> [Instructions for the task]:
Write every line out verbatim and omit the pictures.

========================================================================

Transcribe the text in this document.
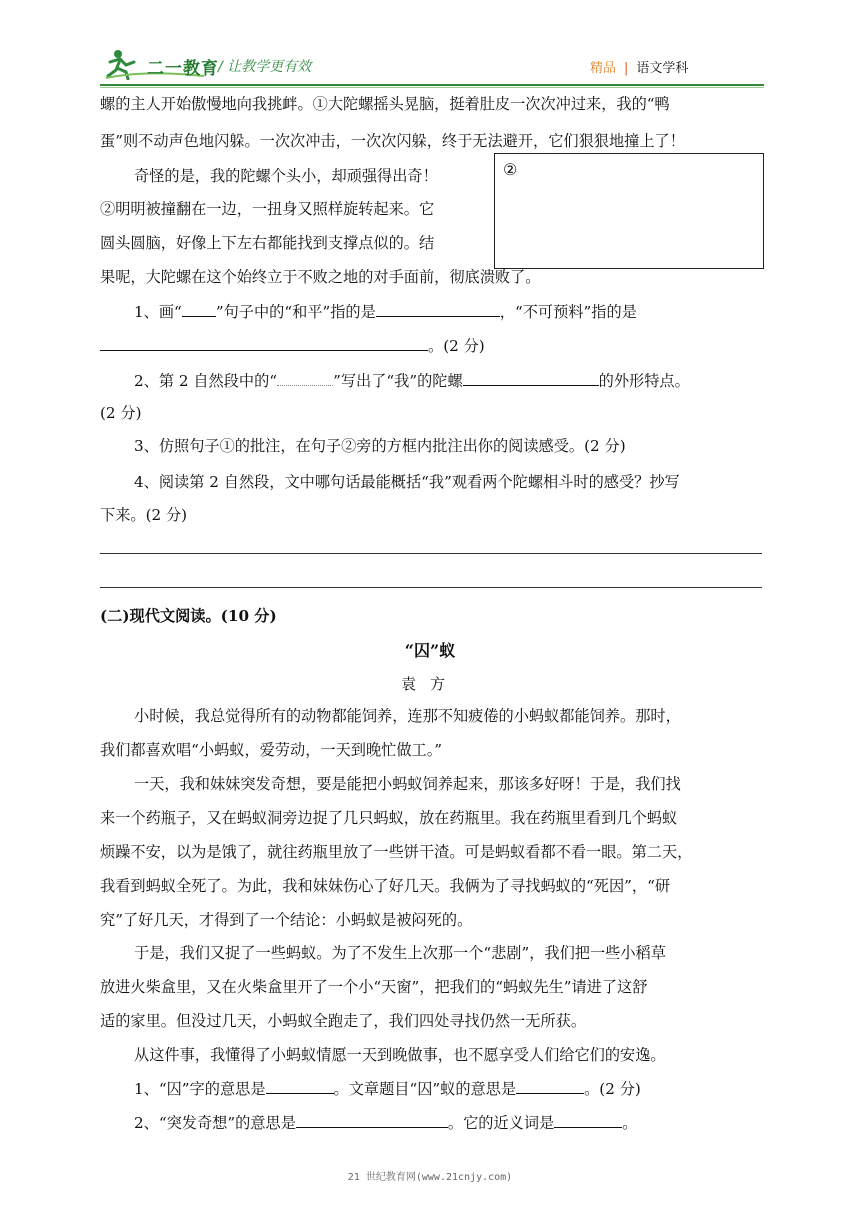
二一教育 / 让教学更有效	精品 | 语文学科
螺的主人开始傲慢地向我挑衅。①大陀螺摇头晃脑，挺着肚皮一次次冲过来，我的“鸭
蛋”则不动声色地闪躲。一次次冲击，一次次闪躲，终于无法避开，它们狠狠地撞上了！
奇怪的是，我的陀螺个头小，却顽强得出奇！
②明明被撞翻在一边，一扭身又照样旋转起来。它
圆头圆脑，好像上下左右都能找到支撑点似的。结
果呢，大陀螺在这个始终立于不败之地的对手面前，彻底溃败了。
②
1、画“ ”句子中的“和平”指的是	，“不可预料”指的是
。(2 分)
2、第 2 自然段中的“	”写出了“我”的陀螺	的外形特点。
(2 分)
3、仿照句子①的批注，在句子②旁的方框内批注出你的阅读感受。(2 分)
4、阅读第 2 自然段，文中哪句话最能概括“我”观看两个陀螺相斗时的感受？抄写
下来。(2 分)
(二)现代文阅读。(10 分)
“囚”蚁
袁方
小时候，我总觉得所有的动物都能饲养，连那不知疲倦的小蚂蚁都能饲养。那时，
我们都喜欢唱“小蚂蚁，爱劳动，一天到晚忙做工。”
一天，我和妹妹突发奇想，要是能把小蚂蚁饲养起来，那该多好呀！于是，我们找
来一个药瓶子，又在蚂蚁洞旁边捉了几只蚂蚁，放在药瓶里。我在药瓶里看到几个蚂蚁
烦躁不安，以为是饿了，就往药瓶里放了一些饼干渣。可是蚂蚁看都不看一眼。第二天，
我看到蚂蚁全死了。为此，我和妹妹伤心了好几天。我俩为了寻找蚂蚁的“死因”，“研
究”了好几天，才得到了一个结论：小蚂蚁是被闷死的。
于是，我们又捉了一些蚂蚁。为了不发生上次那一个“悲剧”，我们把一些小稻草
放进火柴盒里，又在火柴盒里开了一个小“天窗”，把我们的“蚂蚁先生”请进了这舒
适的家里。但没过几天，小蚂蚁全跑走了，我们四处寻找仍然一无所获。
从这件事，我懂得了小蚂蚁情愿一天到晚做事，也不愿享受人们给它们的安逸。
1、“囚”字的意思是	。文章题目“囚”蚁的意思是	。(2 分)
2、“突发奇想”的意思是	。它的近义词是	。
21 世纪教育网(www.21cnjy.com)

========================================================================

> [Task response]:
Transcribe the text in this document.
二一教育 / 让教学更有效	精品 | 语文学科
螺的主人开始傲慢地向我挑衅。①大陀螺摇头晃脑，挺着肚皮一次次冲过来，我的“鸭
蛋”则不动声色地闪躲。一次次冲击，一次次闪躲，终于无法避开，它们狠狠地撞上了！
奇怪的是，我的陀螺个头小，却顽强得出奇！
②明明被撞翻在一边，一扭身又照样旋转起来。它
圆头圆脑，好像上下左右都能找到支撑点似的。结
果呢，大陀螺在这个始终立于不败之地的对手面前，彻底溃败了。
②
1、画“ ”句子中的“和平”指的是	，“不可预料”指的是
。(2 分)
2、第 2 自然段中的“	”写出了“我”的陀螺	的外形特点。
(2 分)
3、仿照句子①的批注，在句子②旁的方框内批注出你的阅读感受。(2 分)
4、阅读第 2 自然段，文中哪句话最能概括“我”观看两个陀螺相斗时的感受？抄写
下来。(2 分)
(二)现代文阅读。(10 分)
“囚”蚁
袁方
小时候，我总觉得所有的动物都能饲养，连那不知疲倦的小蚂蚁都能饲养。那时，
我们都喜欢唱“小蚂蚁，爱劳动，一天到晚忙做工。”
一天，我和妹妹突发奇想，要是能把小蚂蚁饲养起来，那该多好呀！于是，我们找
来一个药瓶子，又在蚂蚁洞旁边捉了几只蚂蚁，放在药瓶里。我在药瓶里看到几个蚂蚁
烦躁不安，以为是饿了，就往药瓶里放了一些饼干渣。可是蚂蚁看都不看一眼。第二天，
我看到蚂蚁全死了。为此，我和妹妹伤心了好几天。我俩为了寻找蚂蚁的“死因”，“研
究”了好几天，才得到了一个结论：小蚂蚁是被闷死的。
于是，我们又捉了一些蚂蚁。为了不发生上次那一个“悲剧”，我们把一些小稻草
放进火柴盒里，又在火柴盒里开了一个小“天窗”，把我们的“蚂蚁先生”请进了这舒
适的家里。但没过几天，小蚂蚁全跑走了，我们四处寻找仍然一无所获。
从这件事，我懂得了小蚂蚁情愿一天到晚做事，也不愿享受人们给它们的安逸。
1、“囚”字的意思是	。文章题目“囚”蚁的意思是	。(2 分)
2、“突发奇想”的意思是	。它的近义词是	。
21 世纪教育网(www.21cnjy.com)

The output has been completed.